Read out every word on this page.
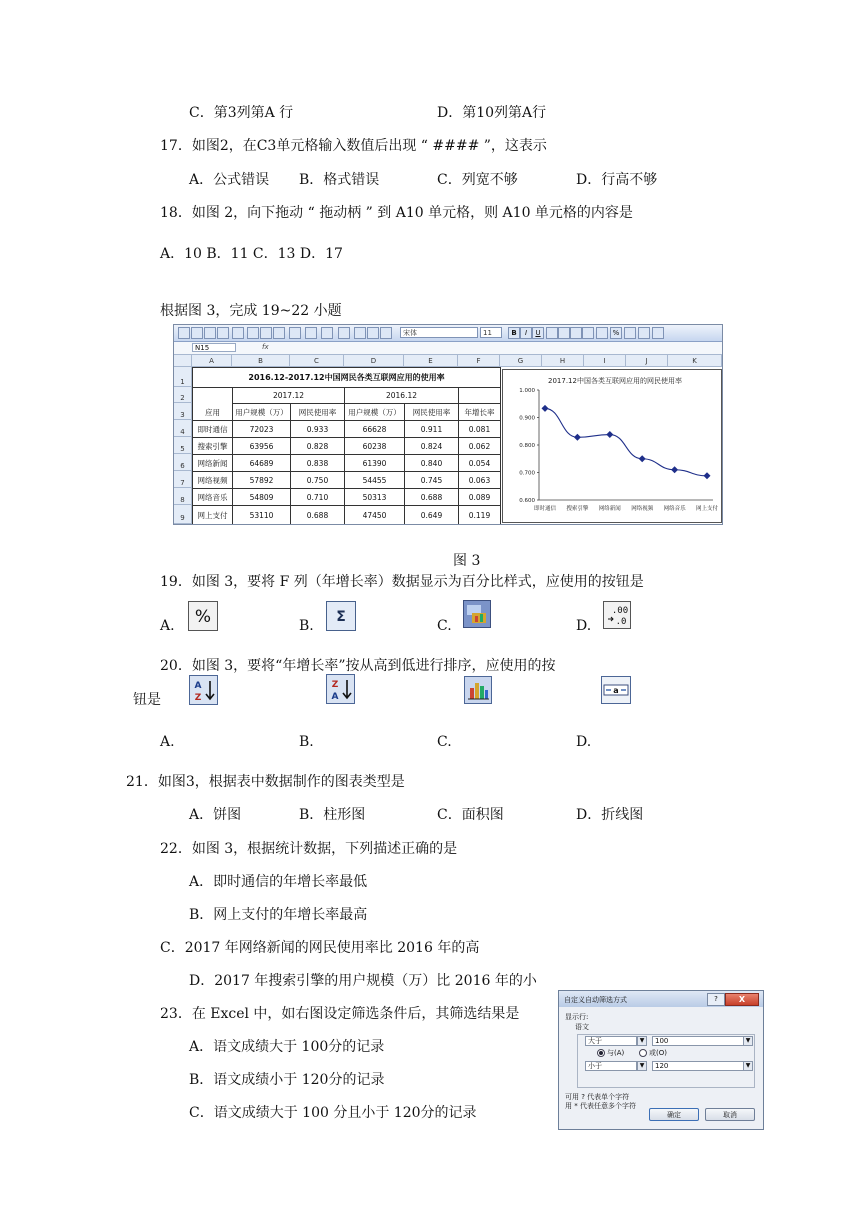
C．第3列第A 行	D．第10列第A行
17．如图2，在C3单元格输入数值后出现 “ #### ”，这表示
A．公式错误 B．格式错误	C．列宽不够	D．行高不够
18．如图 2，向下拖动 “ 拖动柄 ” 到 A10 单元格，则 A10 单元格的内容是
A．10 B．11 C．13 D．17
根据图 3，完成 19~22 小题
宋体	11	B	I	U	%
N15	fx
A	B	C	D	E	F	G	H	I	J	K
1
2
3
4
5
6
7
8
9
2016.12-2017.12中国网民各类互联网应用的使用率
2017.12	2016.12
应用	用户规模（万）	网民使用率	用户规模（万）	网民使用率	年增长率
即时通信	72023	0.933	66628	0.911	0.081
搜索引擎	63956	0.828	60238	0.824	0.062
网络新闻	64689	0.838	61390	0.840	0.054
网络视频	57892	0.750	54455	0.745	0.063
网络音乐	54809	0.710	50313	0.688	0.089
网上支付	53110	0.688	47450	0.649	0.119
2017.12中国各类互联网应用的网民使用率
0.600
0.700
0.800
0.900
1.000
即时通信 搜索引擎 网络新闻 网络视频 网络音乐 网上支付
图 3
19．如图 3，要将 F 列（年增长率）数据显示为百分比样式，应使用的按钮是
A.	B.	C.	D.
%	Σ	.00
.0
20．如图 3，要将“年增长率”按从高到低进行排序，应使用的按
钮是
A
Z
Z
A
a
A.	B.	C.	D.
21．如图3，根据表中数据制作的图表类型是
A．饼图	B．柱形图	C．面积图	D．折线图
22．如图 3，根据统计数据，下列描述正确的是
A．即时通信的年增长率最低
B．网上支付的年增长率最高
C．2017 年网络新闻的网民使用率比 2016 年的高
D．2017 年搜索引擎的用户规模（万）比 2016 年的小
23．在 Excel 中，如右图设定筛选条件后，其筛选结果是
A．语文成绩大于 100分的记录
B．语文成绩小于 120分的记录
C．语文成绩大于 100 分且小于 120分的记录
自定义自动筛选方式	?	X
显示行:
语文
大于	▼	100	▼
与(A)	或(O)
小于	▼	120	▼
可用 ? 代表单个字符
用 * 代表任意多个字符
确定	取消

--

## STATED PROBLEM
Leaving aside the images, write out the entries above word for word.

## EXERCISE RESULT
Read out every word on this page.
C．第3列第A 行	D．第10列第A行
17．如图2，在C3单元格输入数值后出现 “ #### ”，这表示
A．公式错误 B．格式错误	C．列宽不够	D．行高不够
18．如图 2，向下拖动 “ 拖动柄 ” 到 A10 单元格，则 A10 单元格的内容是
A．10 B．11 C．13 D．17
根据图 3，完成 19~22 小题
宋体	11	B	I	U	%
N15	fx
A	B	C	D	E	F	G	H	I	J	K
1
2
3
4
5
6
7
8
9
2016.12-2017.12中国网民各类互联网应用的使用率
2017.12	2016.12
应用	用户规模（万）	网民使用率	用户规模（万）	网民使用率	年增长率
即时通信	72023	0.933	66628	0.911	0.081
搜索引擎	63956	0.828	60238	0.824	0.062
网络新闻	64689	0.838	61390	0.840	0.054
网络视频	57892	0.750	54455	0.745	0.063
网络音乐	54809	0.710	50313	0.688	0.089
网上支付	53110	0.688	47450	0.649	0.119
2017.12中国各类互联网应用的网民使用率
0.600
0.700
0.800
0.900
1.000
即时通信 搜索引擎 网络新闻 网络视频 网络音乐 网上支付
图 3
19．如图 3，要将 F 列（年增长率）数据显示为百分比样式，应使用的按钮是
A.	B.	C.	D.
%	Σ	.00
.0
20．如图 3，要将“年增长率”按从高到低进行排序，应使用的按
钮是
A
Z
Z
A
a
A.	B.	C.	D.
21．如图3，根据表中数据制作的图表类型是
A．饼图	B．柱形图	C．面积图	D．折线图
22．如图 3，根据统计数据，下列描述正确的是
A．即时通信的年增长率最低
B．网上支付的年增长率最高
C．2017 年网络新闻的网民使用率比 2016 年的高
D．2017 年搜索引擎的用户规模（万）比 2016 年的小
23．在 Excel 中，如右图设定筛选条件后，其筛选结果是
A．语文成绩大于 100分的记录
B．语文成绩小于 120分的记录
C．语文成绩大于 100 分且小于 120分的记录
自定义自动筛选方式	?	X
显示行:
语文
大于	▼	100	▼
与(A)	或(O)
小于	▼	120	▼
可用 ? 代表单个字符
用 * 代表任意多个字符
确定	取消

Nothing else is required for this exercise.